> Text shown:
Gerrit P. Judd


Gerrit Parmele Judd was an American physician and missionary to the Kingdom of Hawaii who later renounced his American citizenship and became a trusted advisor and cabinet minister to King Kamehameha III.

Life

Judd was born April 23, 1803 in Paris, Oneida County, New York, the son of Elnathan Judd and his wife Betsey Hastings. On his mother's side, he was descended from Thomas Hastings, who came from the East Anglian area of England to the Massachusetts Bay Colony in 1634.
He was educated as a physician at the medical college in Fairfield, New York. He married Laura Fish on September 20, 1827 in Clinton, Oneida County, New York.
The couple sailed to Hawaii that same year, on the ship Parthian, the third company from the American Board of Commissioners for Foreign Missions.
He was assigned to the mission at Honolulu on the island of Oahu, as a missionary physician, and continued in that employment fifteen years.

Work

In 1842 he resigned from the mission and became an advisor and translator to King Kamehameha III.
He also became involved in the civil concerns of the islands, and was the King’s Minister of Foreign Affairs from November 1843 to March 1845, Minister of Interior from March 1845 to February 1846, Minister of Finance from April 1846 to September 1853, and in the House of Representatives from 1858 to 1859. He was commissioned in 1849 as Minister Plenipotentiary to England, France and the United States.
He was one of the founders of the Punahou School for children of the missionaries in 1841. He founded Hawaii's first medical school in 1870, and was the author of one of the first medical texts written in Hawaiian, Anatomia : he palapala ia e hoike ai i ke ano o ko ke kanaka kino, in 1838.
In 1850 Judd purchased from King Kamehameha the land which became the Kualoa Ranch on the Windward Coast of Oahu. His descendants still own and operate the ranch today.

> Stored data entries:
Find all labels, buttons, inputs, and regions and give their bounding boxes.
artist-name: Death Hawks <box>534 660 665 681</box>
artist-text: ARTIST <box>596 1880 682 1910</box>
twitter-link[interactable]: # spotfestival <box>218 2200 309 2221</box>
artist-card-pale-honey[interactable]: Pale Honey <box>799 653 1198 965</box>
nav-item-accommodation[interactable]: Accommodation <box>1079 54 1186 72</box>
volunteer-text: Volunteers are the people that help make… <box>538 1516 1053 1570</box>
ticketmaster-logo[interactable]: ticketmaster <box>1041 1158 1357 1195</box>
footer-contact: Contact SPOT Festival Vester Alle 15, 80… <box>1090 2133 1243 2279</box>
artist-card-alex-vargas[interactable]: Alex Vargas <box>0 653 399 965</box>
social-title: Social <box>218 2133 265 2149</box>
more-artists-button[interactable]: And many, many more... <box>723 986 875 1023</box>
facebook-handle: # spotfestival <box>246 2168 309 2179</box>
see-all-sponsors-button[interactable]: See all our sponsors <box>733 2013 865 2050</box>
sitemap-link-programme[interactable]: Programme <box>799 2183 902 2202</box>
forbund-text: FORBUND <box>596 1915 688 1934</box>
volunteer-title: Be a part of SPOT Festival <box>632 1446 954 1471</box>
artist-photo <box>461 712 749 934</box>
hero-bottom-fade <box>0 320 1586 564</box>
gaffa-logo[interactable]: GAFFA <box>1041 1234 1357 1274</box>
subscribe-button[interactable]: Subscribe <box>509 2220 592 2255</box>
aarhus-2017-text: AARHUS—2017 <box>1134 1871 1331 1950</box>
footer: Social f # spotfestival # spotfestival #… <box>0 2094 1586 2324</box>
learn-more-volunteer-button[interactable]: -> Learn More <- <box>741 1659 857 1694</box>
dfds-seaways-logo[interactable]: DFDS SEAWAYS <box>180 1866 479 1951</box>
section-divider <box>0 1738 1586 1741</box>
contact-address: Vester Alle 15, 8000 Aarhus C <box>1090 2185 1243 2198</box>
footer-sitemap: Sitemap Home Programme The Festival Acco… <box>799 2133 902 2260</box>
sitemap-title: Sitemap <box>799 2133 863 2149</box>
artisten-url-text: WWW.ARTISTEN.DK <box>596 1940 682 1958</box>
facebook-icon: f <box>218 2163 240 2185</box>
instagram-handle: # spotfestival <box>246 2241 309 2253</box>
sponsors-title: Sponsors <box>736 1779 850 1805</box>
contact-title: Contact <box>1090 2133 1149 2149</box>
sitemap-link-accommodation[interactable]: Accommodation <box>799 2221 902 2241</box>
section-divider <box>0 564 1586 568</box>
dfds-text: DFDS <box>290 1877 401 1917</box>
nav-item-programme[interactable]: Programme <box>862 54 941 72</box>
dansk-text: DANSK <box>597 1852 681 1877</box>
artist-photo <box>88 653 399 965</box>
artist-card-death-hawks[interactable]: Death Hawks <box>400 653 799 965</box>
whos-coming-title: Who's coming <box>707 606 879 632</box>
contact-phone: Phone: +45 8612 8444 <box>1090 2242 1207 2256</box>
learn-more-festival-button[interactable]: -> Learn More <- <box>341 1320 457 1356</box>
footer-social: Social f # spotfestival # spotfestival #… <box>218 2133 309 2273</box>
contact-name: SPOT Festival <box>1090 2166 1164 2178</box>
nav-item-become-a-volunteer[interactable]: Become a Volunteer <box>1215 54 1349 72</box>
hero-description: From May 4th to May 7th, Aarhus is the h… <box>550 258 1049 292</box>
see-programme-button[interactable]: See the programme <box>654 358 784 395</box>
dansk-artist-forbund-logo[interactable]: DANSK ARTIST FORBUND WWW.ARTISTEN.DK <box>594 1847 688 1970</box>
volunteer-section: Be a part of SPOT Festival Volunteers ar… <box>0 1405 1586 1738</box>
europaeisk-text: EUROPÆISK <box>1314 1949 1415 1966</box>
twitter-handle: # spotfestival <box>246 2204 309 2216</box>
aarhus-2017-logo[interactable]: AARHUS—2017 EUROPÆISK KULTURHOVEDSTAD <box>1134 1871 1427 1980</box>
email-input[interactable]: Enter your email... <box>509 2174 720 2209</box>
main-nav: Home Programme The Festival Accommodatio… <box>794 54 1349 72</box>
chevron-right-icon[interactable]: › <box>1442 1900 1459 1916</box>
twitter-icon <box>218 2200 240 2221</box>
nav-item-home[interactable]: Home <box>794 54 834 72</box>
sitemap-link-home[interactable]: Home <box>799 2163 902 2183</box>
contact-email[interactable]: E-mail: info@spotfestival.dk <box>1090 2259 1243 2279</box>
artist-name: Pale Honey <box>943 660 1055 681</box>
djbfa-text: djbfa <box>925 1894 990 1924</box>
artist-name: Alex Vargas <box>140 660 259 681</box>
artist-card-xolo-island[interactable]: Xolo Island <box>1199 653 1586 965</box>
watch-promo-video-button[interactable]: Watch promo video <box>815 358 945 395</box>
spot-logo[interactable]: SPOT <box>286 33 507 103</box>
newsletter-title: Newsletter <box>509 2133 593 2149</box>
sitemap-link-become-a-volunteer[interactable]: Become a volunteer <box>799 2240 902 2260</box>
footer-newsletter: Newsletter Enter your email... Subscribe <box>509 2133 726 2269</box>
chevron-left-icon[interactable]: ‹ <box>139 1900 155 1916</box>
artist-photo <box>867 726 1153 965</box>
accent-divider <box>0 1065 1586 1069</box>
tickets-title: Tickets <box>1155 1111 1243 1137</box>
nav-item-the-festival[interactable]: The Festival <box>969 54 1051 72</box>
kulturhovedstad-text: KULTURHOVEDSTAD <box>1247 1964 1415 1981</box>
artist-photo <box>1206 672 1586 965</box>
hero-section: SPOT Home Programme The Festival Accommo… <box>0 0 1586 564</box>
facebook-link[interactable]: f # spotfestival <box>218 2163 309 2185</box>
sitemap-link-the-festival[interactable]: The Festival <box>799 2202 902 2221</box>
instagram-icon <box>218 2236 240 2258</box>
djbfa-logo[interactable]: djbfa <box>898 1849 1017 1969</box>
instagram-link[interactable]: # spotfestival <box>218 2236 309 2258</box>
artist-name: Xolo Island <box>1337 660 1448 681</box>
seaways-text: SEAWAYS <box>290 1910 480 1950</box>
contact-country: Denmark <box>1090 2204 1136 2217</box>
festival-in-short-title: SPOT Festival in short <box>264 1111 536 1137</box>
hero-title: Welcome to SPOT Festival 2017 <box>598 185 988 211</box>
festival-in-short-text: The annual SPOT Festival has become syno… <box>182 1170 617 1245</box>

> Your tasks:
1. From the text on Gerrit P. Judd, list each government department he headed as the King's minister, with the period given for it.
2. Reproduce, word for word, the part of the text on Gerrit P. Judd that opens with the words containing "Judd was born" and closes with "Colony in 1634.".

> Task-by-task results:
1.
- Foreign Affairs: November 1843 to March 1845
- Interior: March 1845 to February 1846
- Finance: April 1846 to September 1853

2.
Judd was born April 23, 1803 in Paris, Oneida County, New York, the son of Elnathan Judd and his wife Betsey Hastings. On his mother's side, he was descended from Thomas Hastings, who came from the East Anglian area of England to the Massachusetts Bay Colony in 1634.